* Directions for this task
Look for the string "Figueiredo" in every line, and copy each line that has it.

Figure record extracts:
— begin —

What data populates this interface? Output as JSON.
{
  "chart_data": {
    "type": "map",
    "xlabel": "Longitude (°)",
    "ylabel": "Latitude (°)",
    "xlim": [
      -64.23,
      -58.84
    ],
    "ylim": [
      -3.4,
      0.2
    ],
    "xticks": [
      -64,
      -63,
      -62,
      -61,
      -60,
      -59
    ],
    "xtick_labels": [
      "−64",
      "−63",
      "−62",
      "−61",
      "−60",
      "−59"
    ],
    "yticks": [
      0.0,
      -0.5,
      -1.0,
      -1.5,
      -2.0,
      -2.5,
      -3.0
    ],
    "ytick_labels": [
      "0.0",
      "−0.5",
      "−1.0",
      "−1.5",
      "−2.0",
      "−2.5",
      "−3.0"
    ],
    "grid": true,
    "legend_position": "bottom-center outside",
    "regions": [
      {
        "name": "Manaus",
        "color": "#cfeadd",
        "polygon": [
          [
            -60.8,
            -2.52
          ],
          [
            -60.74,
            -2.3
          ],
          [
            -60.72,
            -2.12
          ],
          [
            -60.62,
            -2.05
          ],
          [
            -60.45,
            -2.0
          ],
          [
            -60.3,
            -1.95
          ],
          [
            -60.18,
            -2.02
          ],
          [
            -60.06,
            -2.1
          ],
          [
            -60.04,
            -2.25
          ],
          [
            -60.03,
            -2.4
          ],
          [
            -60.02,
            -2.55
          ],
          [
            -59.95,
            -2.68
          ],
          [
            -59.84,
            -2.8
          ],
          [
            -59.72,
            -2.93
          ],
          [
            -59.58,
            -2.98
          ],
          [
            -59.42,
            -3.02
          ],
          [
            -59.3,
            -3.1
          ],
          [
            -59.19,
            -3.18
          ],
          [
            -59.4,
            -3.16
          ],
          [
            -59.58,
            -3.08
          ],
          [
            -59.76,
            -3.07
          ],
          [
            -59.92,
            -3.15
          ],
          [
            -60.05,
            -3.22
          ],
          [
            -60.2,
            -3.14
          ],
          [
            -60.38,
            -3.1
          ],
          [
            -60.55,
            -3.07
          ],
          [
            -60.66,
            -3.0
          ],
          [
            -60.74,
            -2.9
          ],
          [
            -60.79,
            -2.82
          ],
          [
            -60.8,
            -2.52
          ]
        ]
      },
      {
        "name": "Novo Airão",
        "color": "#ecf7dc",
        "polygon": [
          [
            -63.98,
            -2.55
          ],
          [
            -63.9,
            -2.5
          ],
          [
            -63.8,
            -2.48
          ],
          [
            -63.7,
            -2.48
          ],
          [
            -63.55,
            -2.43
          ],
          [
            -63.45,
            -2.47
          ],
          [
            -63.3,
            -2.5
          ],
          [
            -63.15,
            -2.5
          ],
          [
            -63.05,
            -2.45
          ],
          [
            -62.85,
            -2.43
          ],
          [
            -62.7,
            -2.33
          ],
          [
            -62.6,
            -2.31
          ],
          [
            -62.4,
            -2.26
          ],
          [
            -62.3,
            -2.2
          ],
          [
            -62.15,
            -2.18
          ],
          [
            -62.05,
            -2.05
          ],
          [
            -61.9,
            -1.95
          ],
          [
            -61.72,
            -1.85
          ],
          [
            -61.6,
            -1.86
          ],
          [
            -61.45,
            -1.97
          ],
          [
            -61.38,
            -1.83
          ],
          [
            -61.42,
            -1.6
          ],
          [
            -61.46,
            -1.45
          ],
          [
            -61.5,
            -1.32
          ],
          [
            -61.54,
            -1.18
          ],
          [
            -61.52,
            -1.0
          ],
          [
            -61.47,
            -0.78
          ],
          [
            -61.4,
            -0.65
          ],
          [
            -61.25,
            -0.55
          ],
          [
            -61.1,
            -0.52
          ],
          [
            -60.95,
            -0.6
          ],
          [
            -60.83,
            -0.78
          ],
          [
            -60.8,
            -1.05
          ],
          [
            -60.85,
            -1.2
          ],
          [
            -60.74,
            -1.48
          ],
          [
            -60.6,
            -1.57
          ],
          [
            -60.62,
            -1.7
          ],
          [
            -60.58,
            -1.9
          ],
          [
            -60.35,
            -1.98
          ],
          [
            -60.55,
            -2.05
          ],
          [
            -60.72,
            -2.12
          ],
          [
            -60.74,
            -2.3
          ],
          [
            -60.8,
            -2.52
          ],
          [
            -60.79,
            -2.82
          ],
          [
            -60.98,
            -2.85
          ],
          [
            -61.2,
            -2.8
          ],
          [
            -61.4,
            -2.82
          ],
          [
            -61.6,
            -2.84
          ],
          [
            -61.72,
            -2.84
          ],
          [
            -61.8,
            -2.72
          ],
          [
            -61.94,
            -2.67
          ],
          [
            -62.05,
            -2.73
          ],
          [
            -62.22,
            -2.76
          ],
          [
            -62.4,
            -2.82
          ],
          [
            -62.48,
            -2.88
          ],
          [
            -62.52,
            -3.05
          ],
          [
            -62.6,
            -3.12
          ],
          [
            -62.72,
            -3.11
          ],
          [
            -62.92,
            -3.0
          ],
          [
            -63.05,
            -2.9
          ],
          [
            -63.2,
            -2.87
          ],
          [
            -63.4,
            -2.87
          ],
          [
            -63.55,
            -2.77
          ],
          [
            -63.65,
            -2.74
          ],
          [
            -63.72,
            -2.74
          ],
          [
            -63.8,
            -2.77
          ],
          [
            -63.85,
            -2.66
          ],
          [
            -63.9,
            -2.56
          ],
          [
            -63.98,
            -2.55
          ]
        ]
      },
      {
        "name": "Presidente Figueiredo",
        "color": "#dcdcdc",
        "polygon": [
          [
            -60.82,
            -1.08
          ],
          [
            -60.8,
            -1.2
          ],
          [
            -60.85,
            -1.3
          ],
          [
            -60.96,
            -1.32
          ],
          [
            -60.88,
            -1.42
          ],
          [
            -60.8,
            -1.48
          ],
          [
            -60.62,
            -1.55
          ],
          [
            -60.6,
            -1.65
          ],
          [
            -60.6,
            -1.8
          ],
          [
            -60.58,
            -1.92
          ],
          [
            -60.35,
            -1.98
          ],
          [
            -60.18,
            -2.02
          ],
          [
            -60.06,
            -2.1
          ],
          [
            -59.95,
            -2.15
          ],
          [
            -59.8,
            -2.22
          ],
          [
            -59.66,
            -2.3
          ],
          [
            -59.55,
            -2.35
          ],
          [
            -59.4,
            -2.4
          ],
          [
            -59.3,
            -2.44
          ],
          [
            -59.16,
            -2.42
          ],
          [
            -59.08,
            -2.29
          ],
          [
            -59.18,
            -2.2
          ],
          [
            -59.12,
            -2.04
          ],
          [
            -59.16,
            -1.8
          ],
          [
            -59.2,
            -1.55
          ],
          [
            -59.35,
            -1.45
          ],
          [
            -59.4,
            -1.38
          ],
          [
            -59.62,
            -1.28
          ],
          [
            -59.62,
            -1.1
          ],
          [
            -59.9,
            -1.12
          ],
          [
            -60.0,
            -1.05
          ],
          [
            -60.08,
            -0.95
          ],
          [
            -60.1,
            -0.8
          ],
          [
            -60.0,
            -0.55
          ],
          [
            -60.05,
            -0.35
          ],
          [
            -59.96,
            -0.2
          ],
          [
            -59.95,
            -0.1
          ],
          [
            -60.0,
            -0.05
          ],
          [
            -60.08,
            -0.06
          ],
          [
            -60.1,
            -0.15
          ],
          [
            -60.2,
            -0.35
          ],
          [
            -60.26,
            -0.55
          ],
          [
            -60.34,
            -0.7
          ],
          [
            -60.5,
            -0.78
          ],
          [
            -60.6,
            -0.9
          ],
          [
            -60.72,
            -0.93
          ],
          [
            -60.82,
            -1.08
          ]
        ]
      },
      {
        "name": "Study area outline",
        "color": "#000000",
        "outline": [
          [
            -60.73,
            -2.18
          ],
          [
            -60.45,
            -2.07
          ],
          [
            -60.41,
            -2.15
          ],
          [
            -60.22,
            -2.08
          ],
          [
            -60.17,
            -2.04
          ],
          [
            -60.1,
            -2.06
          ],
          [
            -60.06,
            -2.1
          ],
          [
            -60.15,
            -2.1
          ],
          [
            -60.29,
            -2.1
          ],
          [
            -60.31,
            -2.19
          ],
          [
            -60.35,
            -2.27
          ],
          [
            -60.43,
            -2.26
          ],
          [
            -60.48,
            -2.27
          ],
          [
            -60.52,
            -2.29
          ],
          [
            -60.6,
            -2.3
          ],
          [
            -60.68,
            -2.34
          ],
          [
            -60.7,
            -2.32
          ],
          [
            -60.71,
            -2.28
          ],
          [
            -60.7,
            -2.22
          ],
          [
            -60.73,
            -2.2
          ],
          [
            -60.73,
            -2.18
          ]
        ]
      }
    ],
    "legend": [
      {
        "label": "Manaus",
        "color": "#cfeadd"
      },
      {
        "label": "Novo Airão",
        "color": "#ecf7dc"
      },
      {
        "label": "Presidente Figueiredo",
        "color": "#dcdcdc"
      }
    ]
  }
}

— end —

* Completed exercise
        "name": "Presidente Figueiredo",
        "label": "Presidente Figueiredo",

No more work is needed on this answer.